# Requirements:
Tally how many lines of these entries hold the string "true". Return the number alone.

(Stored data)
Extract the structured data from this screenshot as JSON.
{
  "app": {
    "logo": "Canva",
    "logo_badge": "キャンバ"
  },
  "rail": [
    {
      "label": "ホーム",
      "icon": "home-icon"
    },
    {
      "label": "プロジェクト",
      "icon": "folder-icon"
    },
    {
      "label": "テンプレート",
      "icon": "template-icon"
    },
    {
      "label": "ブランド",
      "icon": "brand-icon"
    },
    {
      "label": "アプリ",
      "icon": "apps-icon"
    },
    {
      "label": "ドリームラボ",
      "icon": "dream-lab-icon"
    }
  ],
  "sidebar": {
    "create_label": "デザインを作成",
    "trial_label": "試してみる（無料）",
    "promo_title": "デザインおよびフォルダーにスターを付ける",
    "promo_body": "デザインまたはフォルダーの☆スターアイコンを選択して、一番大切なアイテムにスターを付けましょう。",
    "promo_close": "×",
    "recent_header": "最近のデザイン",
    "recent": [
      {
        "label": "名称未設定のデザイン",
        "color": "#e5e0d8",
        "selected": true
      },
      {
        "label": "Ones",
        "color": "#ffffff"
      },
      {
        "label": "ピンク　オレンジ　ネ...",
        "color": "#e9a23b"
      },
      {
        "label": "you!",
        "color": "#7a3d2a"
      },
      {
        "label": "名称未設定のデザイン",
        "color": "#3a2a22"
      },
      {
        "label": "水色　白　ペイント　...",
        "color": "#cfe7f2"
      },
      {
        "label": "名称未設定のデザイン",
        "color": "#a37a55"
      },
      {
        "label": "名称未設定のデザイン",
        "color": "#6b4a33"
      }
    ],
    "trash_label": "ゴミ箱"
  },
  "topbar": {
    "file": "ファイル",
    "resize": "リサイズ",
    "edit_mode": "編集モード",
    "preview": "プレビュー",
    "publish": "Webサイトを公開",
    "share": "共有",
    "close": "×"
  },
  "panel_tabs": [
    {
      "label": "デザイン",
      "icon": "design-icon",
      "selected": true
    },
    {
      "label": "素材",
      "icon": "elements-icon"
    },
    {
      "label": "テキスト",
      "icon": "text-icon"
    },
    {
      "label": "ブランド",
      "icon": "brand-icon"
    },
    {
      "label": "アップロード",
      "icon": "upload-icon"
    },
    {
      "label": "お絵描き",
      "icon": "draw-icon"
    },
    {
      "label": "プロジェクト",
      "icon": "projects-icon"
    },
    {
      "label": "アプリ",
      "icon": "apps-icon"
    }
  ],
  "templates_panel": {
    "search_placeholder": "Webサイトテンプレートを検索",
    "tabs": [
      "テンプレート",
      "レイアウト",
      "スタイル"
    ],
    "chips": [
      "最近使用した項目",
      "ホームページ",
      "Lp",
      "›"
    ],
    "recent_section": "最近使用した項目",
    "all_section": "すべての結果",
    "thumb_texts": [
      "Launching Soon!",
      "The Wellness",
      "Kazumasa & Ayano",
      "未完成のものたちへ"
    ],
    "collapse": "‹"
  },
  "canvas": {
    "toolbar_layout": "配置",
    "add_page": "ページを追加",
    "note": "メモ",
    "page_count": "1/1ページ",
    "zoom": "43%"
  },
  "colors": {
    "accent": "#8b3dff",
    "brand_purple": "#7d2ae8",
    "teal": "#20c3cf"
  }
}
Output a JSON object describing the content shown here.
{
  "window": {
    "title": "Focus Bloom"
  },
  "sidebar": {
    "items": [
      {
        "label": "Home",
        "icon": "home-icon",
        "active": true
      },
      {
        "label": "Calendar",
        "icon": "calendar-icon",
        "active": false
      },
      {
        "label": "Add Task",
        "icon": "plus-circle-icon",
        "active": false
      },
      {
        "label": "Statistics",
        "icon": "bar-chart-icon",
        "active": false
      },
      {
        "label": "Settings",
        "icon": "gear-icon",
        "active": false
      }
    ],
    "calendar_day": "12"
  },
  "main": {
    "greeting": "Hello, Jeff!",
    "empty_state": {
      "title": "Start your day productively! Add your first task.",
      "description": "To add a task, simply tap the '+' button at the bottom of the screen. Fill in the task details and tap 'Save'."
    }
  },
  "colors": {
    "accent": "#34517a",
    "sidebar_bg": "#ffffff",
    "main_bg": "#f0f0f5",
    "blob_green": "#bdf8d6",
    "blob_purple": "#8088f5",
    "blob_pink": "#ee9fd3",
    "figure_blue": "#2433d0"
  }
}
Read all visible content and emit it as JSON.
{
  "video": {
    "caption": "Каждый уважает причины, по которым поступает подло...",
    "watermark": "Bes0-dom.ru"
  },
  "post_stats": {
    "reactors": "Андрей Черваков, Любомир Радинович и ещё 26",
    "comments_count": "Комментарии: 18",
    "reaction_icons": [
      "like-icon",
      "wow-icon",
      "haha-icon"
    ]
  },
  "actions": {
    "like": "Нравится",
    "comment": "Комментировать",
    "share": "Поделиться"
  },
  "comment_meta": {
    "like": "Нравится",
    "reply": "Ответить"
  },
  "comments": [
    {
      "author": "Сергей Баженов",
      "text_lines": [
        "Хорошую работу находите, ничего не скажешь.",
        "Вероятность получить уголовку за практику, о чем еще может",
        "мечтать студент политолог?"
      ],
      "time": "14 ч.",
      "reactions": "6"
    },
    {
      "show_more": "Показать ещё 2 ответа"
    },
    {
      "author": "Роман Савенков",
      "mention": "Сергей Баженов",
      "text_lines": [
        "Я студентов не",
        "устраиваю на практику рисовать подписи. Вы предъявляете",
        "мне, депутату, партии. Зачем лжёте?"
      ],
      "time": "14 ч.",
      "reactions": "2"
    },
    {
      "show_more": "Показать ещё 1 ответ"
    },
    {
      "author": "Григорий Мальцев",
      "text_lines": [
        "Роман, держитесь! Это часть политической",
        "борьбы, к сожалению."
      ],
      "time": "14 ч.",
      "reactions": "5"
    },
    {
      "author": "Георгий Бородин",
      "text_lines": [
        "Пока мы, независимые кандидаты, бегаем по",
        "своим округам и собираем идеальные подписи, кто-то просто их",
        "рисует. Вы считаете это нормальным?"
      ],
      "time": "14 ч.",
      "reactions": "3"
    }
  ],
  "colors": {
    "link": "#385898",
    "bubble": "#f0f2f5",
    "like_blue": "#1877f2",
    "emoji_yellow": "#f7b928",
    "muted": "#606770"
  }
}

# Worked answer:
3